■ **SET TASK**:
Track down every line below that holds "JSON" and copy it.

■ **INPUT**:
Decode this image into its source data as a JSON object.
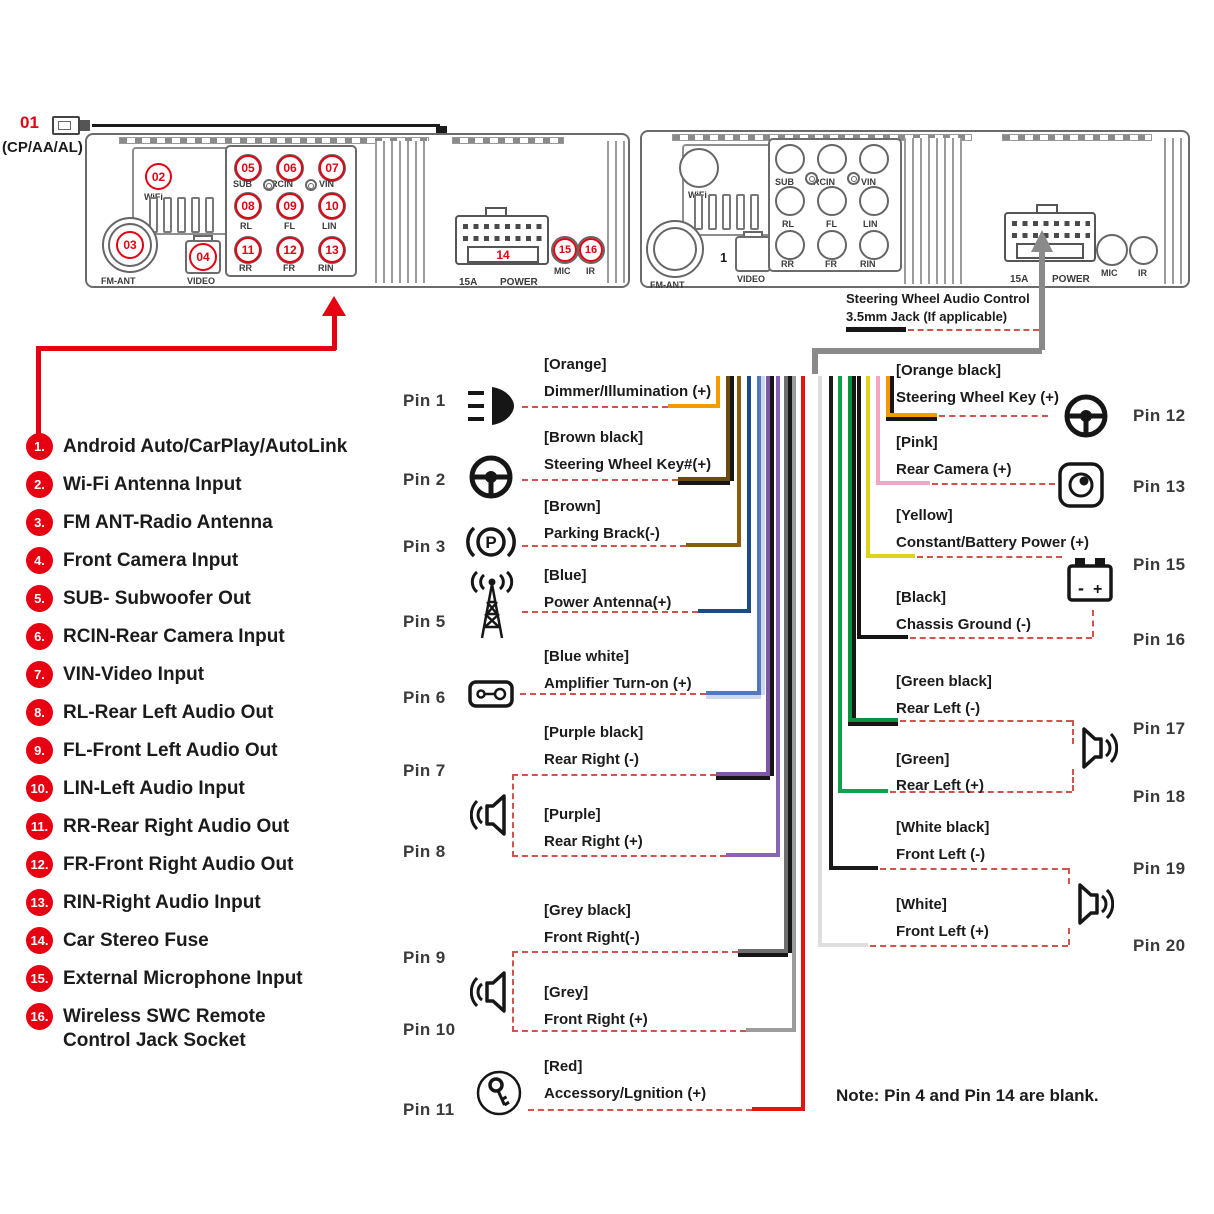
{
  "callout01": {
    "number": "01",
    "caption": "(CP/AA/AL)"
  },
  "swc": {
    "line1": "Steering Wheel Audio Control",
    "line2": "3.5mm Jack (If applicable)",
    "hex": "#8A8A8A"
  },
  "unit1": {
    "badges": {
      "wifi": "02",
      "fm_ant": "03",
      "video": "04",
      "sub": "05",
      "rcin": "06",
      "vin": "07",
      "rl": "08",
      "fl": "09",
      "lin": "10",
      "rr": "11",
      "fr": "12",
      "rin": "13",
      "fuse": "14",
      "mic": "15",
      "ir": "16"
    },
    "labels": {
      "wifi": "WiFi",
      "fm_ant": "FM-ANT",
      "video": "VIDEO",
      "fuse_amp": "15A",
      "power": "POWER",
      "mic": "MIC",
      "ir": "IR"
    },
    "ports": {
      "sub": "SUB",
      "rcin": "RCIN",
      "vin": "VIN",
      "rl": "RL",
      "fl": "FL",
      "lin": "LIN",
      "rr": "RR",
      "fr": "FR",
      "rin": "RIN"
    }
  },
  "unit2": {
    "video_index": "1",
    "labels": {
      "wifi": "WiFi",
      "fm_ant": "FM-ANT",
      "video": "VIDEO",
      "fuse_amp": "15A",
      "power": "POWER",
      "mic": "MIC",
      "ir": "IR"
    },
    "ports": {
      "sub": "SUB",
      "rcin": "RCIN",
      "vin": "VIN",
      "rl": "RL",
      "fl": "FL",
      "lin": "LIN",
      "rr": "RR",
      "fr": "FR",
      "rin": "RIN"
    }
  },
  "legend": {
    "items": [
      {
        "num": "1.",
        "text": "Android Auto/CarPlay/AutoLink"
      },
      {
        "num": "2.",
        "text": "Wi-Fi Antenna Input"
      },
      {
        "num": "3.",
        "text": "FM ANT-Radio Antenna"
      },
      {
        "num": "4.",
        "text": "Front Camera Input"
      },
      {
        "num": "5.",
        "text": "SUB- Subwoofer Out"
      },
      {
        "num": "6.",
        "text": "RCIN-Rear Camera Input"
      },
      {
        "num": "7.",
        "text": "VIN-Video Input"
      },
      {
        "num": "8.",
        "text": "RL-Rear Left Audio Out"
      },
      {
        "num": "9.",
        "text": "FL-Front Left Audio Out"
      },
      {
        "num": "10.",
        "text": "LIN-Left Audio Input"
      },
      {
        "num": "11.",
        "text": "RR-Rear Right Audio Out"
      },
      {
        "num": "12.",
        "text": "FR-Front Right Audio Out"
      },
      {
        "num": "13.",
        "text": "RIN-Right Audio Input"
      },
      {
        "num": "14.",
        "text": "Car Stereo Fuse"
      },
      {
        "num": "15.",
        "text": "External Microphone Input"
      },
      {
        "num": "16.",
        "text": "Wireless SWC Remote",
        "text2": "Control Jack Socket"
      }
    ]
  },
  "pins_left": [
    {
      "label": "Pin 1",
      "color": "[Orange]",
      "func": "Dimmer/Illumination (+)",
      "hex": "#F59A00",
      "icon": "headlight-icon"
    },
    {
      "label": "Pin 2",
      "color": "[Brown black]",
      "func": "Steering Wheel Key#(+)",
      "hex": "#6B4A0E",
      "icon": "steering-wheel-icon"
    },
    {
      "label": "Pin 3",
      "color": "[Brown]",
      "func": "Parking Brack(-)",
      "hex": "#8A5C10",
      "icon": "parking-brake-icon"
    },
    {
      "label": "Pin 5",
      "color": "[Blue]",
      "func": "Power Antenna(+)",
      "hex": "#1A4C8C",
      "icon": "antenna-icon"
    },
    {
      "label": "Pin 6",
      "color": "[Blue white]",
      "func": "Amplifier Turn-on (+)",
      "hex": "#5377BE",
      "icon": "amplifier-icon"
    },
    {
      "label": "Pin 7",
      "color": "[Purple black]",
      "func": "Rear Right (-)",
      "hex": "#7E57A5",
      "icon": "speaker-icon"
    },
    {
      "label": "Pin 8",
      "color": "[Purple]",
      "func": "Rear Right (+)",
      "hex": "#8A63B5",
      "icon": "speaker-icon"
    },
    {
      "label": "Pin 9",
      "color": "[Grey black]",
      "func": "Front Right(-)",
      "hex": "#6E6E6E",
      "icon": "speaker-icon"
    },
    {
      "label": "Pin 10",
      "color": "[Grey]",
      "func": "Front Right (+)",
      "hex": "#9C9C9C",
      "icon": "speaker-icon"
    },
    {
      "label": "Pin 11",
      "color": "[Red]",
      "func": "Accessory/Lgnition (+)",
      "hex": "#E8120C",
      "icon": "ignition-key-icon"
    }
  ],
  "pins_right": [
    {
      "label": "Pin 12",
      "color": "[Orange black]",
      "func": "Steering Wheel Key (+)",
      "hex": "#F59A00",
      "icon": "steering-wheel-icon"
    },
    {
      "label": "Pin 13",
      "color": "[Pink]",
      "func": "Rear Camera (+)",
      "hex": "#F2A6C6",
      "icon": "camera-icon"
    },
    {
      "label": "Pin 15",
      "color": "[Yellow]",
      "func": "Constant/Battery Power (+)",
      "hex": "#DDD31C",
      "icon": "battery-icon"
    },
    {
      "label": "Pin 16",
      "color": "[Black]",
      "func": "Chassis Ground (-)",
      "hex": "#141414",
      "icon": "battery-icon"
    },
    {
      "label": "Pin 17",
      "color": "[Green black]",
      "func": "Rear Left (-)",
      "hex": "#0A9142",
      "icon": "speaker-icon"
    },
    {
      "label": "Pin 18",
      "color": "[Green]",
      "func": "Rear Left (+)",
      "hex": "#0FA24C",
      "icon": "speaker-icon"
    },
    {
      "label": "Pin 19",
      "color": "[White black]",
      "func": "Front Left (-)",
      "hex": "#1A1A1A",
      "icon": "speaker-icon"
    },
    {
      "label": "Pin 20",
      "color": "[White]",
      "func": "Front Left (+)",
      "hex": "#DEDEDE",
      "icon": "speaker-icon"
    }
  ],
  "note": "Note: Pin 4 and Pin 14 are blank.",
  "colors": {
    "accent_red": "#E60012",
    "dash_red": "#D0544C",
    "wire_stripe_black": "#161616"
  }
}
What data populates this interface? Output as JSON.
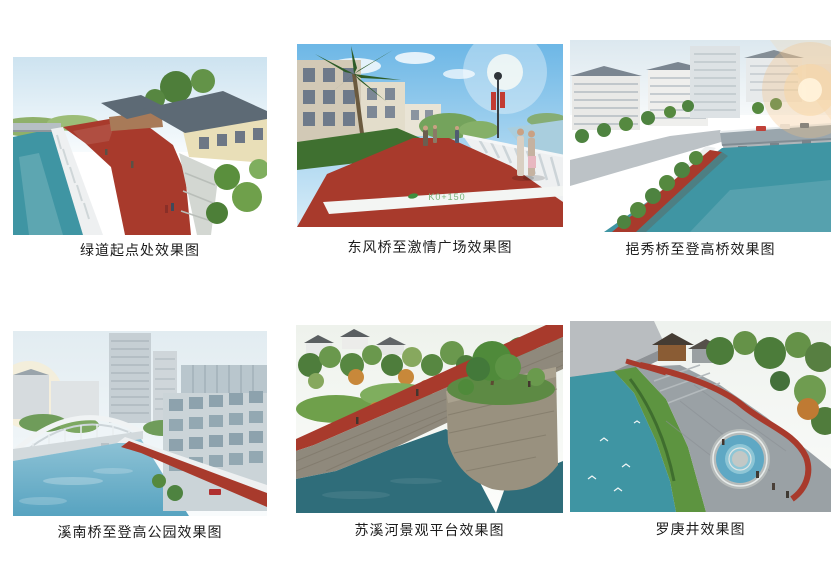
{
  "page": {
    "background": "#ffffff"
  },
  "palette": {
    "greenway_red": "#a83a2c",
    "river_teal": "#3f95a3",
    "deep_water": "#2f6d7a",
    "sky_blue": "#6db7e6",
    "foliage_green": "#5a8f3d",
    "hedge_green": "#3f7030",
    "roof_slate": "#5d6a75",
    "wall_cream": "#e9dfb8",
    "stone_gray": "#8f897c",
    "balustrade_white": "#eef0f1",
    "pool_blue": "#5fa8c4",
    "sun_glow": "#f6c080"
  },
  "figures": [
    {
      "id": "greenway-start",
      "caption": "绿道起点处效果图"
    },
    {
      "id": "dongfeng-bridge-to-passion-square",
      "caption": "东风桥至激情广场效果图",
      "overlay_text": "K0+150"
    },
    {
      "id": "yixiu-bridge-to-denggao-bridge",
      "caption": "挹秀桥至登高桥效果图"
    },
    {
      "id": "xinan-bridge-to-denggao-park",
      "caption": "溪南桥至登高公园效果图"
    },
    {
      "id": "suxi-river-platform",
      "caption": "苏溪河景观平台效果图"
    },
    {
      "id": "luogeng-well",
      "caption": "罗庚井效果图"
    }
  ]
}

■ **SOLVED PROBLEM**:
Decode this image into its source data as a JSON object.
What data populates this interface? Output as JSON.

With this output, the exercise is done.